>> Start TASK DATA
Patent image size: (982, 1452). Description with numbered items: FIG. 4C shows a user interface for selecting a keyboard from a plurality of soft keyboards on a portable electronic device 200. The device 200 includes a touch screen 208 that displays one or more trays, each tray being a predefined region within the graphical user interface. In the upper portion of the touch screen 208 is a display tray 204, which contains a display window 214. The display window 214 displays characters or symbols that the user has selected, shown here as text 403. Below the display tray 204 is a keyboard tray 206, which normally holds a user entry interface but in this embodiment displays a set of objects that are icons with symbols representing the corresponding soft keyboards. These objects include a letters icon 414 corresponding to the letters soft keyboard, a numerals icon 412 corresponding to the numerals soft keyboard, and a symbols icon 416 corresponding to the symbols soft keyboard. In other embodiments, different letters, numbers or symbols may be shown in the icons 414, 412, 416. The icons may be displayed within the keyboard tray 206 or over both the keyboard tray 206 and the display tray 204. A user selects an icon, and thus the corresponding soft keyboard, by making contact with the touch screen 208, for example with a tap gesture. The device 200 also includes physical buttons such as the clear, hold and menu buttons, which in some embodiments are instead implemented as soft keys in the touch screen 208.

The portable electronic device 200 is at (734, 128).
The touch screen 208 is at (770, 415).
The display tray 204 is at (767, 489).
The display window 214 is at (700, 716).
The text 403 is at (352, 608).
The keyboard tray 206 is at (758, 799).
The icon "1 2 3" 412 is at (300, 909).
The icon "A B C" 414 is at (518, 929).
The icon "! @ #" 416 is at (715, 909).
>> End TASK DATA
>> Start TASK DATA
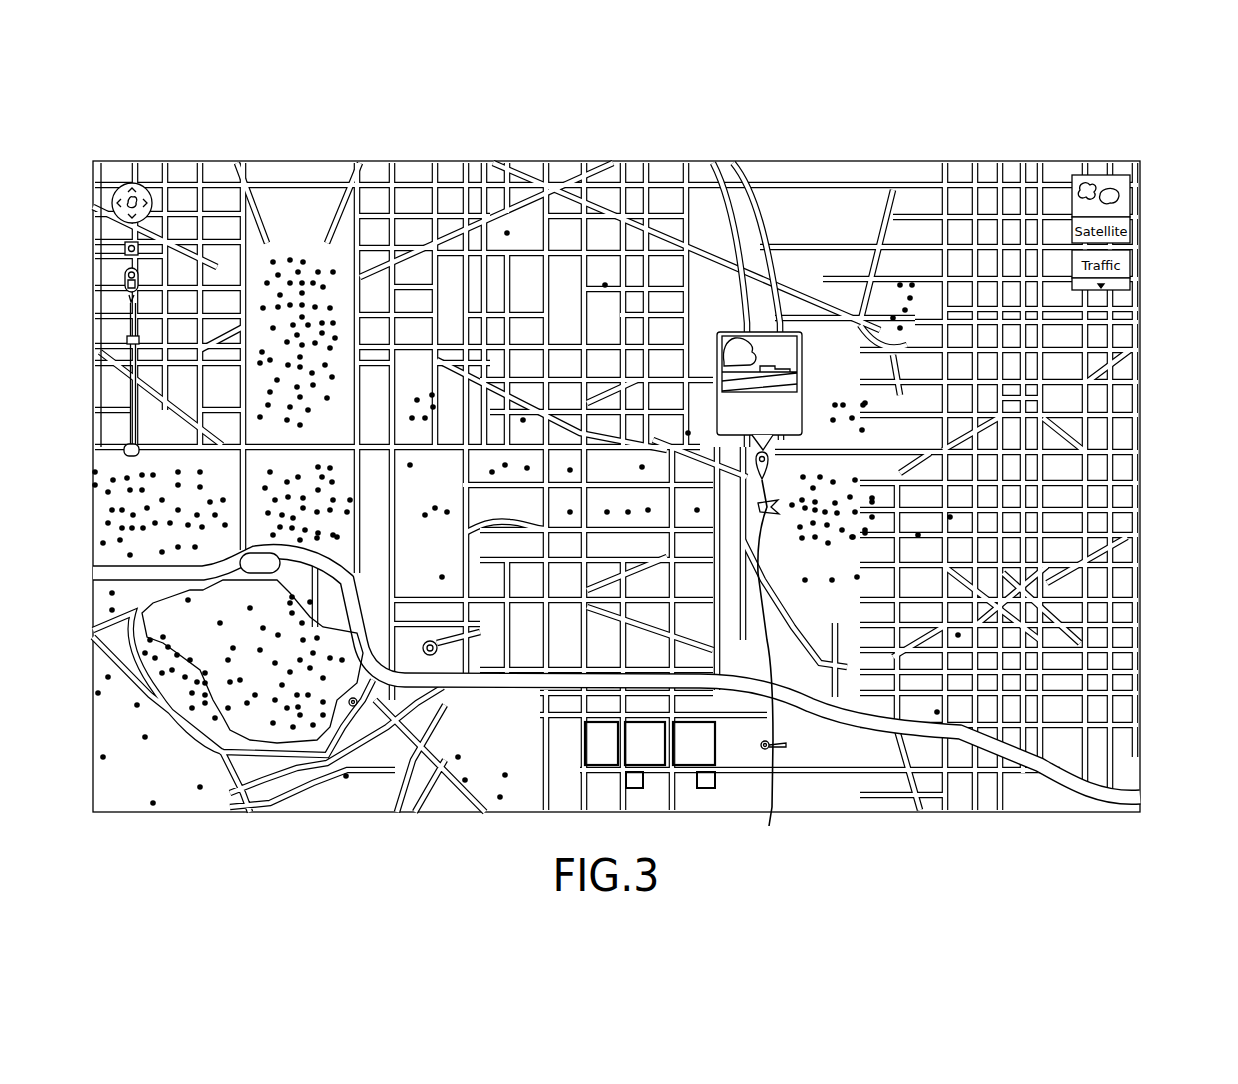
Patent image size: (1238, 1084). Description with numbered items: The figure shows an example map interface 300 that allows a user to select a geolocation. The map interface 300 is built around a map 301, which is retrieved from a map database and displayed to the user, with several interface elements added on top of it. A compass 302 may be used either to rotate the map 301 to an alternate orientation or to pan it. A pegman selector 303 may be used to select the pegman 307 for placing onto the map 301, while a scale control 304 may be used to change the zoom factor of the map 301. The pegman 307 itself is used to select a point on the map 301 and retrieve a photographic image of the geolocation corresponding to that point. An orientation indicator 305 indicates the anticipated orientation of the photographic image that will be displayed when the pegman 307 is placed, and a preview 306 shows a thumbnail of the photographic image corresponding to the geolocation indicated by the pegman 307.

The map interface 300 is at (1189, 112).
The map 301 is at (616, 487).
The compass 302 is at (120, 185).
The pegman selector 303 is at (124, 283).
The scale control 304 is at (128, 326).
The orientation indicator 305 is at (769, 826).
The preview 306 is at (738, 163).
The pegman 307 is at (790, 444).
>> End TASK DATA
◆ GIVEN INSTRUCTION
Can you swap "soft keyboards" for "virtual keyboards" in the records from the line with "Patent image size: (982, 1452)." up to and including the line with "at (715, 909).", leaving everything else unchanged, and give back only those lines?

◆ EXERCISE RESULT
Patent image size: (982, 1452). Description with numbered items: FIG. 4C shows a user interface for selecting a keyboard from a plurality of virtual keyboards on a portable electronic device 200. The device 200 includes a touch screen 208 that displays one or more trays, each tray being a predefined region within the graphical user interface. In the upper portion of the touch screen 208 is a display tray 204, which contains a display window 214. The display window 214 displays characters or symbols that the user has selected, shown here as text 403. Below the display tray 204 is a keyboard tray 206, which normally holds a user entry interface but in this embodiment displays a set of objects that are icons with symbols representing the corresponding virtual keyboards. These objects include a letters icon 414 corresponding to the letters soft keyboard, a numerals icon 412 corresponding to the numerals soft keyboard, and a symbols icon 416 corresponding to the symbols soft keyboard. In other embodiments, different letters, numbers or symbols may be shown in the icons 414, 412, 416. The icons may be displayed within the keyboard tray 206 or over both the keyboard tray 206 and the display tray 204. A user selects an icon, and thus the corresponding soft keyboard, by making contact with the touch screen 208, for example with a tap gesture. The device 200 also includes physical buttons such as the clear, hold and menu buttons, which in some embodiments are instead implemented as soft keys in the touch screen 208.

The portable electronic device 200 is at (734, 128).
The touch screen 208 is at (770, 415).
The display tray 204 is at (767, 489).
The display window 214 is at (700, 716).
The text 403 is at (352, 608).
The keyboard tray 206 is at (758, 799).
The icon "1 2 3" 412 is at (300, 909).
The icon "A B C" 414 is at (518, 929).
The icon "! @ #" 416 is at (715, 909).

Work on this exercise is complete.